** Start SUPPLIED MATERIAL **

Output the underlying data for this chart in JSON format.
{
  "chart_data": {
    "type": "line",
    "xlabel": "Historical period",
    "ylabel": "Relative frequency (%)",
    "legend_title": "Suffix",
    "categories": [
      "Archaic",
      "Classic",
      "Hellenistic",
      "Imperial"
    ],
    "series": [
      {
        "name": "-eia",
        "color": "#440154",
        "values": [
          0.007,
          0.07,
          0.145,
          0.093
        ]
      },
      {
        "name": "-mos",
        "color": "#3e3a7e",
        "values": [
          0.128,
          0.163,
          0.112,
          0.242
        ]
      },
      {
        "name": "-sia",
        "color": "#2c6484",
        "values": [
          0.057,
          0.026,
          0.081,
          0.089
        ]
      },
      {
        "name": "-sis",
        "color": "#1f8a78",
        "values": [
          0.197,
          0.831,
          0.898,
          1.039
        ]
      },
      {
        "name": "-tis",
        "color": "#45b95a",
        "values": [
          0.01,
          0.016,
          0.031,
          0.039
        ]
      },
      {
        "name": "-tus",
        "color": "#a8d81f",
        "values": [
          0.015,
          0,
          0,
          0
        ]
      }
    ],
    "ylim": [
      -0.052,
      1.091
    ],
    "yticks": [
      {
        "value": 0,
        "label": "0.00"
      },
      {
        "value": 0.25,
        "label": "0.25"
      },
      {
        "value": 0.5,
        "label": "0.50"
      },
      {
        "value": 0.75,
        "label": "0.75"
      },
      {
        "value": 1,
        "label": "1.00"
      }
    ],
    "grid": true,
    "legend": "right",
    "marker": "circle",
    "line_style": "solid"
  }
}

** End SUPPLIED MATERIAL **

Find every line in the entries that includes the word "color", then state how many there are and nothing else.

6